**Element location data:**
________________

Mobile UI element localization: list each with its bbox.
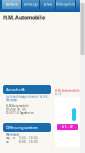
staticText: Fahrzeuge [24,3,38,6]
button[interactable]: Service [40,0,56,9]
staticText: H.M Automobile [6,104,29,108]
staticText: Gebrauchtwagenhandel & KFZ- [6,95,49,98]
staticText: H.M. Automobile [3,14,45,21]
staticText: Bildergalerie [56,3,76,6]
staticText: Werkstatt [6,98,17,102]
staticText: A 49 [55,92,62,96]
staticText: 8:00 - 16:00 [19,140,38,144]
staticText: Öffnungszeiten [6,125,38,130]
staticText: Mo - Fr [6,136,15,140]
staticText: Sa [6,140,8,144]
staticText: A 5 - W [62,125,73,129]
staticText: Bluhan Str. 40 [6,108,26,111]
staticText: D-69114 Sypatheim [6,111,33,115]
staticText: Anschrift [6,87,25,92]
staticText: Service [44,3,52,6]
staticText: Startseite [6,3,18,6]
button[interactable]: Startseite [2,0,22,9]
staticText: 9:00 - 18:00 [19,136,38,140]
staticText: Werkstatt [6,133,19,136]
button[interactable]: Bildergalerie [56,0,76,9]
button[interactable]: Fahrzeuge [22,0,40,9]
staticText: H.M. Automobile [55,89,80,92]
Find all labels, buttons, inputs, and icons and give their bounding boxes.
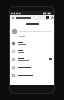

________________

**Exercise requirements:** Copy out all of the rows above word for word, leaving out the pictures.

**Expected answer:**
Mobile UI element localization: list each with its bbox.
staticText: Fahrzeuge [24,3,38,6]
button[interactable]: Service [40,0,56,9]
staticText: H.M Automobile [6,104,29,108]
staticText: Gebrauchtwagenhandel & KFZ- [6,95,49,98]
staticText: H.M. Automobile [3,14,45,21]
staticText: Bildergalerie [56,3,76,6]
staticText: Werkstatt [6,98,17,102]
staticText: A 49 [55,92,62,96]
staticText: 8:00 - 16:00 [19,140,38,144]
staticText: Öffnungszeiten [6,125,38,130]
staticText: Mo - Fr [6,136,15,140]
staticText: Sa [6,140,8,144]
staticText: A 5 - W [62,125,73,129]
staticText: Bluhan Str. 40 [6,108,26,111]
staticText: D-69114 Sypatheim [6,111,33,115]
staticText: Anschrift [6,87,25,92]
staticText: Service [44,3,52,6]
staticText: Startseite [6,3,18,6]
button[interactable]: Startseite [2,0,22,9]
staticText: 9:00 - 18:00 [19,136,38,140]
staticText: Werkstatt [6,133,19,136]
button[interactable]: Bildergalerie [56,0,76,9]
button[interactable]: Fahrzeuge [22,0,40,9]
staticText: H.M. Automobile [55,89,80,92]
Find all labels, buttons, inputs, and icons and give their bounding boxes.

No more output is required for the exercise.